TASK DESCRIPTION:
Copy each line of the entries that contains the word "using".

[EXERCISE INPUT — start]

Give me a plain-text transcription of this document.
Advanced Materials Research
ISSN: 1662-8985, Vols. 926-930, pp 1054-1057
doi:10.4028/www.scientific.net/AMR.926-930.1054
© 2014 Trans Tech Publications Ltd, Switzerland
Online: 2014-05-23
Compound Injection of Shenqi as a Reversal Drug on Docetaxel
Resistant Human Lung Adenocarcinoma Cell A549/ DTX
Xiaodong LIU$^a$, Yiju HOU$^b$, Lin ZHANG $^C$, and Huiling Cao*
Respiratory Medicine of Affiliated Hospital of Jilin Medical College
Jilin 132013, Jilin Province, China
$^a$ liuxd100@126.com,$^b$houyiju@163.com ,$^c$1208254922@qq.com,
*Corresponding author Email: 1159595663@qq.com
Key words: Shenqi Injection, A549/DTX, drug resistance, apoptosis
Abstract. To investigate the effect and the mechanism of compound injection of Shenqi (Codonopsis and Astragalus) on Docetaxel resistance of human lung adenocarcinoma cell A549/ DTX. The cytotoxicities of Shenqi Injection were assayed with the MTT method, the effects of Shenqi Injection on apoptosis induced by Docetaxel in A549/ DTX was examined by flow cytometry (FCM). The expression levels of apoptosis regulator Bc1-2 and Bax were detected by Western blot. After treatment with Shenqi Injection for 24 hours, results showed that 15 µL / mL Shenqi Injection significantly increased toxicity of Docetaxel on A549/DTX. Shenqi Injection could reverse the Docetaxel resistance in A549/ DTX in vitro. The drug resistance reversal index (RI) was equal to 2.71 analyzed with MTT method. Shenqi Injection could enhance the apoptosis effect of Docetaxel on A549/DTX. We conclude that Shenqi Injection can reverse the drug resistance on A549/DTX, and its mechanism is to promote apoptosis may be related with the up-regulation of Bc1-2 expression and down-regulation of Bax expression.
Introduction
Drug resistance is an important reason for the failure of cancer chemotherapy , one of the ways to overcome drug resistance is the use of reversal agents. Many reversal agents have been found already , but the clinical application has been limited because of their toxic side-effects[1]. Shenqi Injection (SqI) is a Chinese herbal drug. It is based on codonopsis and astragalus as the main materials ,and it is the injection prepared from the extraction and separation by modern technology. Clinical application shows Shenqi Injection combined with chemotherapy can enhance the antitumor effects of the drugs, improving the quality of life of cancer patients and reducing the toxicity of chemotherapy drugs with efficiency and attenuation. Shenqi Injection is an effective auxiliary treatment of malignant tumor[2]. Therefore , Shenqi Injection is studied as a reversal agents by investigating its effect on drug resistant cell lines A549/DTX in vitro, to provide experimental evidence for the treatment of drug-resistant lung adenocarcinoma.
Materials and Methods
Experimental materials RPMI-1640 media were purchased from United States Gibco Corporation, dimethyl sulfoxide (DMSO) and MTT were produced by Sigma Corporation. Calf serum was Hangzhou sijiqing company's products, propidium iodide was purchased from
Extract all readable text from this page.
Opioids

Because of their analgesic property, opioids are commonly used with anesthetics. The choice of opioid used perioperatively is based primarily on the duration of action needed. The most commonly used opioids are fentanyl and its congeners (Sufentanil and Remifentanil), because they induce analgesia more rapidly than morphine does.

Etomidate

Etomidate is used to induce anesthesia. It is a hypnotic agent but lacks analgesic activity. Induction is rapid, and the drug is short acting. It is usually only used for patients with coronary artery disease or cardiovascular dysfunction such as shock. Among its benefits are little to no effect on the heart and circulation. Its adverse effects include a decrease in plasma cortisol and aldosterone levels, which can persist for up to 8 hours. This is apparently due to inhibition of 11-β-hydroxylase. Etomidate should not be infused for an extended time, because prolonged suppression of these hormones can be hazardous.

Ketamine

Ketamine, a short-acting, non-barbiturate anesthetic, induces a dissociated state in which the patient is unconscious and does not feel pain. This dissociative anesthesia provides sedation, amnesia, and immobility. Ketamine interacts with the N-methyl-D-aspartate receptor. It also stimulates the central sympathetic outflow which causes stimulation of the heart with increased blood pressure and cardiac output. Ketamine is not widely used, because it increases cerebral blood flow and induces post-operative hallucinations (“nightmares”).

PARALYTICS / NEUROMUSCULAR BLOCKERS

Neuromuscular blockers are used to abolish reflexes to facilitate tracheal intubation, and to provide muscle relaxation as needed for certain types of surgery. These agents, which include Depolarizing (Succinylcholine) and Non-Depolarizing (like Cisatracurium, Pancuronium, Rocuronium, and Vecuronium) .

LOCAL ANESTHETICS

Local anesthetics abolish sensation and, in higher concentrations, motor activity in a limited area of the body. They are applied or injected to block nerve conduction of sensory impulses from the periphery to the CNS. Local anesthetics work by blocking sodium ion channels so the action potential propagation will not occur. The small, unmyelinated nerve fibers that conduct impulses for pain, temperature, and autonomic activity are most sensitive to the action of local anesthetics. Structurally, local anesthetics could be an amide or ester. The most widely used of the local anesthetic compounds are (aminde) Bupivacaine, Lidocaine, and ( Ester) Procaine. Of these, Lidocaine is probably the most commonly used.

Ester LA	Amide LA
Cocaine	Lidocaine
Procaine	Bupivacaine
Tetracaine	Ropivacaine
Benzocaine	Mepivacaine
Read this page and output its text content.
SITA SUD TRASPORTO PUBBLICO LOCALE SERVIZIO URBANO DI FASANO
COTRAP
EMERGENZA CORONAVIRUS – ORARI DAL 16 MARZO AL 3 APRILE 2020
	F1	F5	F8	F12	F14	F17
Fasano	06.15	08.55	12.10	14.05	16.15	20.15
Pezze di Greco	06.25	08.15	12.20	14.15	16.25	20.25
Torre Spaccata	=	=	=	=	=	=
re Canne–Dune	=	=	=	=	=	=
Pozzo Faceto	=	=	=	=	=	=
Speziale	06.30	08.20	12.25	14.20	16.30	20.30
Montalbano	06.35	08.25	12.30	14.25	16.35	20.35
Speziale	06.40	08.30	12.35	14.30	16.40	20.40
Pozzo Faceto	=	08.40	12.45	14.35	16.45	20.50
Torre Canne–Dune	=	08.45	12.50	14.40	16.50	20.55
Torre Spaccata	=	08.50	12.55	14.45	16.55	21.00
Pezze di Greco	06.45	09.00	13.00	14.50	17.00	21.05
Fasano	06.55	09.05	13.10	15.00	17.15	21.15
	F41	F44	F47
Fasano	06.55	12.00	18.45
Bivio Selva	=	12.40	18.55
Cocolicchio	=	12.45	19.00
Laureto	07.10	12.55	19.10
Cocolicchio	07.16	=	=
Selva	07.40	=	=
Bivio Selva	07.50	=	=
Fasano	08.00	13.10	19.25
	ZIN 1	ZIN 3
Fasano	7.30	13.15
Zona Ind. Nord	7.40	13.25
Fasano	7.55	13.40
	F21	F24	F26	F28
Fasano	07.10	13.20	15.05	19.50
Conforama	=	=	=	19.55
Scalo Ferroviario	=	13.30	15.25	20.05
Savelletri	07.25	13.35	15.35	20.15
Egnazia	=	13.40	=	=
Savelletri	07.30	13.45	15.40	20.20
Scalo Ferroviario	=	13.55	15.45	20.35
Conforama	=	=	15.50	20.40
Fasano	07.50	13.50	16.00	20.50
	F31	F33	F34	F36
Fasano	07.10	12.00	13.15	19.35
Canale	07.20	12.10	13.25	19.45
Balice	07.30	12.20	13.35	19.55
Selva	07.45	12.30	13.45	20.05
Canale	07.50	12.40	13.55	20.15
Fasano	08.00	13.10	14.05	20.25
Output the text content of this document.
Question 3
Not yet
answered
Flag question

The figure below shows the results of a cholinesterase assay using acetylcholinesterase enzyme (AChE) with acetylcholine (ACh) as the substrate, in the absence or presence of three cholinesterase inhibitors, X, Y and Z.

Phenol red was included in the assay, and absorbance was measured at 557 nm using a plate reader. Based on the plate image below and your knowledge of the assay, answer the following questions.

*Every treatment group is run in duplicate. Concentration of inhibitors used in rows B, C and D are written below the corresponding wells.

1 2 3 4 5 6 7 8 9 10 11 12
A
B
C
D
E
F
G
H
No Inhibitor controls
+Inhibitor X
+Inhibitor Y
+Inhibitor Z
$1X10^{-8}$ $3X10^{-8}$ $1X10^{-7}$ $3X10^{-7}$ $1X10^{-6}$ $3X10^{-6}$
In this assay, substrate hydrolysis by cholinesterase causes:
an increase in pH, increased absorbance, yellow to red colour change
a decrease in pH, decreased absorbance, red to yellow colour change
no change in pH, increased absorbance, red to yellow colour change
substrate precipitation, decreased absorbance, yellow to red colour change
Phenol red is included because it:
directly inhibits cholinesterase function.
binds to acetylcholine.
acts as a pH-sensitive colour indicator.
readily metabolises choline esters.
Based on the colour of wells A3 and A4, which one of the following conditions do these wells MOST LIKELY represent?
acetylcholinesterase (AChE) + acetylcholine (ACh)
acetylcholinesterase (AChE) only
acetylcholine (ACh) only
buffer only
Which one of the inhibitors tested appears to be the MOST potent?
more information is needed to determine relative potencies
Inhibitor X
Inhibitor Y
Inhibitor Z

[EXERCISE INPUT — finish]

SOLUTION TO THIS TASK:
The figure below shows the results of a cholinesterase assay using acetylcholinesterase enzyme (AChE) with acetylcholine (ACh) as the substrate, in the absence or presence of three cholinesterase inhibitors, X, Y and Z.
Phenol red was included in the assay, and absorbance was measured at 557 nm using a plate reader. Based on the plate image below and your knowledge of the assay, answer the following questions.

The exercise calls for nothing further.